Task directions - Track down the lines that contain "вверхъ" and copy them.

-- begin --

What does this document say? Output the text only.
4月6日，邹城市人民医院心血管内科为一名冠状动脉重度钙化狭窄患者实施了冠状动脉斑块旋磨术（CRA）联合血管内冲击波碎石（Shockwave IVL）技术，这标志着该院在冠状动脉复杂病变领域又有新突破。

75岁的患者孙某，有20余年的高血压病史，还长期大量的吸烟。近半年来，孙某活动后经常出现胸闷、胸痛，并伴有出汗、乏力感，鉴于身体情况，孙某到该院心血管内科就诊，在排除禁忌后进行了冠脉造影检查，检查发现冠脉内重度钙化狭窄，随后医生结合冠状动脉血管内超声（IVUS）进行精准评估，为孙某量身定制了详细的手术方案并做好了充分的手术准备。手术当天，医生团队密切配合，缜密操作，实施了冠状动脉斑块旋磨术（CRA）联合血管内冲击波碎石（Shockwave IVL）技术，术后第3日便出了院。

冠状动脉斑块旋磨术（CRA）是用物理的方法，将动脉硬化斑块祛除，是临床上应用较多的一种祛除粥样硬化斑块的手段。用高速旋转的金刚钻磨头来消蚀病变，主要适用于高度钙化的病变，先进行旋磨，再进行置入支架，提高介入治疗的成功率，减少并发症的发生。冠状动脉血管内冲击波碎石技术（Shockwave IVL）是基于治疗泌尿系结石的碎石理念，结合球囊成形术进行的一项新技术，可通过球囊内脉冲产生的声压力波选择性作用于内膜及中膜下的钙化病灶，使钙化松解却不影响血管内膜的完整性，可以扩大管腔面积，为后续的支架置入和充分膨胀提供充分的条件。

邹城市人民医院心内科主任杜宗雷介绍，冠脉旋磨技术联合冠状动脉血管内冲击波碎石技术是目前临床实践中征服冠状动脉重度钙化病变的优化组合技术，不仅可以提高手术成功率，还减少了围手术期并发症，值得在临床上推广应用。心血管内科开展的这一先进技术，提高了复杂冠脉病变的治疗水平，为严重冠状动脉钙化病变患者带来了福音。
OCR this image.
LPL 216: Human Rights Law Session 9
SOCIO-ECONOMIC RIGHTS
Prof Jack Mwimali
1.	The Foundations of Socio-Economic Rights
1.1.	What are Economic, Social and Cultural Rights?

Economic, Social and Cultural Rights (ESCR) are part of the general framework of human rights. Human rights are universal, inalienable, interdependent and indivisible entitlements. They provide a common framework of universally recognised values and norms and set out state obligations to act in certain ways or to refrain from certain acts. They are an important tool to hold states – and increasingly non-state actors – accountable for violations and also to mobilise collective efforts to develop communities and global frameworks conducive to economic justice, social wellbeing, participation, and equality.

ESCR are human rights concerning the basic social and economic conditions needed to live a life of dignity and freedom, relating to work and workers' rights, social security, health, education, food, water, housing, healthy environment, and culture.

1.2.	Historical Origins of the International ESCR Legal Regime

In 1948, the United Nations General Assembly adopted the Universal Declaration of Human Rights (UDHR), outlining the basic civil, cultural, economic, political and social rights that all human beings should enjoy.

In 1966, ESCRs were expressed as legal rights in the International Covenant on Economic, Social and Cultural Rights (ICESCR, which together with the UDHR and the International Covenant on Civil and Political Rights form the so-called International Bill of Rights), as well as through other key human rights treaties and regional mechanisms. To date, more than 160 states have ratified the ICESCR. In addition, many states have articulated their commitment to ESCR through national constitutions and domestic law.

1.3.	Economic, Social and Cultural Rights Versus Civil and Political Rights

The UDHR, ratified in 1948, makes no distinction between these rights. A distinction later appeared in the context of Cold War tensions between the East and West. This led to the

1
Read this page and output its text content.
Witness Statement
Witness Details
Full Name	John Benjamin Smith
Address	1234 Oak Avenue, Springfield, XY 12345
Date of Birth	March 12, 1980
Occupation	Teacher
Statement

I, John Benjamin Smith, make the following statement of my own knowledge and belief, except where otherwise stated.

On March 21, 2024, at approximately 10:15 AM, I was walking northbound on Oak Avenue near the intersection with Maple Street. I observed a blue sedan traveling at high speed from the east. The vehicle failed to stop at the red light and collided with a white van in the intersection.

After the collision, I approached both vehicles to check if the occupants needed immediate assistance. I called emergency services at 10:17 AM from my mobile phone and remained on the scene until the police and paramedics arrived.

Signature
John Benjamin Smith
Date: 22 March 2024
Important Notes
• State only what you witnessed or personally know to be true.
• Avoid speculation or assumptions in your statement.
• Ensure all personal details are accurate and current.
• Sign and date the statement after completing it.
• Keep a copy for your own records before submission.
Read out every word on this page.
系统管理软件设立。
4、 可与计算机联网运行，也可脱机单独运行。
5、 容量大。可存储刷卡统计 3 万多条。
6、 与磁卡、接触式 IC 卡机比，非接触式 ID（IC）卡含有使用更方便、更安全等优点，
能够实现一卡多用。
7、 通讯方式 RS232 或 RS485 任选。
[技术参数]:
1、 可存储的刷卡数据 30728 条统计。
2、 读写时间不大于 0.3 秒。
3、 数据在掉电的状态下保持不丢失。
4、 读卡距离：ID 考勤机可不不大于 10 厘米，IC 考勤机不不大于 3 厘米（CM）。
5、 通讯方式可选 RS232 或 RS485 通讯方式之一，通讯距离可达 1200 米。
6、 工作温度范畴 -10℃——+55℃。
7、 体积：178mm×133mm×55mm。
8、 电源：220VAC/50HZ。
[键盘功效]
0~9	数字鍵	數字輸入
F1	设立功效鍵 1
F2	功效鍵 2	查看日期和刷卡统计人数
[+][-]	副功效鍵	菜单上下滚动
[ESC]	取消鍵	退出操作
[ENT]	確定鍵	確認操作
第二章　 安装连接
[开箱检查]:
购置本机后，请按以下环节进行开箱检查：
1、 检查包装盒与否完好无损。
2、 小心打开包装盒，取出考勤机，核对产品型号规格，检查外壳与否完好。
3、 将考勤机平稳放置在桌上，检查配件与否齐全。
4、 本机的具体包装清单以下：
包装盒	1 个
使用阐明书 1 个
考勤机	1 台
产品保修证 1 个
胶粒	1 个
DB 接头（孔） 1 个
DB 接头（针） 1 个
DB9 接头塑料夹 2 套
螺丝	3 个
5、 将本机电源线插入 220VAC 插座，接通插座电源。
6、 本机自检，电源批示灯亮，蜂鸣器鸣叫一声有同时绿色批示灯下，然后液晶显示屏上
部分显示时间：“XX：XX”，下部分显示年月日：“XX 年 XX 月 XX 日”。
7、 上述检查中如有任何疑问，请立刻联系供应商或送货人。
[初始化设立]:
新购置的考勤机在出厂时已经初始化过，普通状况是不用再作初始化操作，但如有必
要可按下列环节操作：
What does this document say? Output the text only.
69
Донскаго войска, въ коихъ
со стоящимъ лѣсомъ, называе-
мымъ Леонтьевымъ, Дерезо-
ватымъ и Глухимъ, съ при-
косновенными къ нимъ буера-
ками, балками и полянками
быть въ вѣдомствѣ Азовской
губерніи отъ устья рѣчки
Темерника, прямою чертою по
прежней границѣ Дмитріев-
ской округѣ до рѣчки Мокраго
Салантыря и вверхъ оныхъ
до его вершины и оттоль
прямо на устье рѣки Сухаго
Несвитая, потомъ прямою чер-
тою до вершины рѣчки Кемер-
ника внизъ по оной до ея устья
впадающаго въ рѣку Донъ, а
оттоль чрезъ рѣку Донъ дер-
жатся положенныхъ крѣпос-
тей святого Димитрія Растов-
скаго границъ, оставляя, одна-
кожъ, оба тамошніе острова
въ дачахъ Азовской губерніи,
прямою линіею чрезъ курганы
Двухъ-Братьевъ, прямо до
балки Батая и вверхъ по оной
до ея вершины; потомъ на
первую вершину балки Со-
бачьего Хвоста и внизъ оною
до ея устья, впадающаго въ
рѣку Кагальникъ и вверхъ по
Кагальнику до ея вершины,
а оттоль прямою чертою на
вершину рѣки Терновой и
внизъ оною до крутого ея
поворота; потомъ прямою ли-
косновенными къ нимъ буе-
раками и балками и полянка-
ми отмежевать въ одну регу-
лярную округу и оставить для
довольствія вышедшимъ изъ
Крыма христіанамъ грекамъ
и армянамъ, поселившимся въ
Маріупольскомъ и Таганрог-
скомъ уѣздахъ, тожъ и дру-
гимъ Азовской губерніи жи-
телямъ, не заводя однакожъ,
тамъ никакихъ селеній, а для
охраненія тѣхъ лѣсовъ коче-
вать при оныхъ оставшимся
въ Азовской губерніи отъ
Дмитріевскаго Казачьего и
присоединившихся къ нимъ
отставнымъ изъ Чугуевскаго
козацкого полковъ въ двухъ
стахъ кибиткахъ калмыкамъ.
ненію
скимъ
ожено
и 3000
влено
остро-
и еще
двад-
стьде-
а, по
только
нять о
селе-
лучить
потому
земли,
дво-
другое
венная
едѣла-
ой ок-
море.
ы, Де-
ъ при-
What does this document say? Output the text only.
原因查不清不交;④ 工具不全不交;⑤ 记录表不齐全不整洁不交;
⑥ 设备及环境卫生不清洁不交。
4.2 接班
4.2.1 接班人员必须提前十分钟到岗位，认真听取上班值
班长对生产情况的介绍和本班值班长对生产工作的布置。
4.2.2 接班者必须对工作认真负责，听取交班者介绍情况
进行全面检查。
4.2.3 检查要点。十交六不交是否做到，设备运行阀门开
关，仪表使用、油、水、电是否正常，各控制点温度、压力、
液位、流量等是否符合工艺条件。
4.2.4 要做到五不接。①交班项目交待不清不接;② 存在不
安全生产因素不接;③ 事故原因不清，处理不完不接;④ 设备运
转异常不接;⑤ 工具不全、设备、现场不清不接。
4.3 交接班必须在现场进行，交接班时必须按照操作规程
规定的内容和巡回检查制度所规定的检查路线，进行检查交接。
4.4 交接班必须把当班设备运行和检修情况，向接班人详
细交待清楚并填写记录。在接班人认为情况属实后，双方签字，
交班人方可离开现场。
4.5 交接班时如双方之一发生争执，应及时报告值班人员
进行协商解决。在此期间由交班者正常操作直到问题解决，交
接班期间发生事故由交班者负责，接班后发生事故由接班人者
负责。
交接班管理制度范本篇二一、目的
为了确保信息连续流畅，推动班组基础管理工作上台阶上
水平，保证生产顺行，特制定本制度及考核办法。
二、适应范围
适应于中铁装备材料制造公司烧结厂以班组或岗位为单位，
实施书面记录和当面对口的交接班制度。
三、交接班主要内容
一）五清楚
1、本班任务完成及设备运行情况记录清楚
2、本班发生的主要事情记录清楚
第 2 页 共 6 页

-- end --

Final result -
Салантыря и вверхъ оныхъ
балки Батая и вверхъ по оной
рѣку Кагальникъ и вверхъ по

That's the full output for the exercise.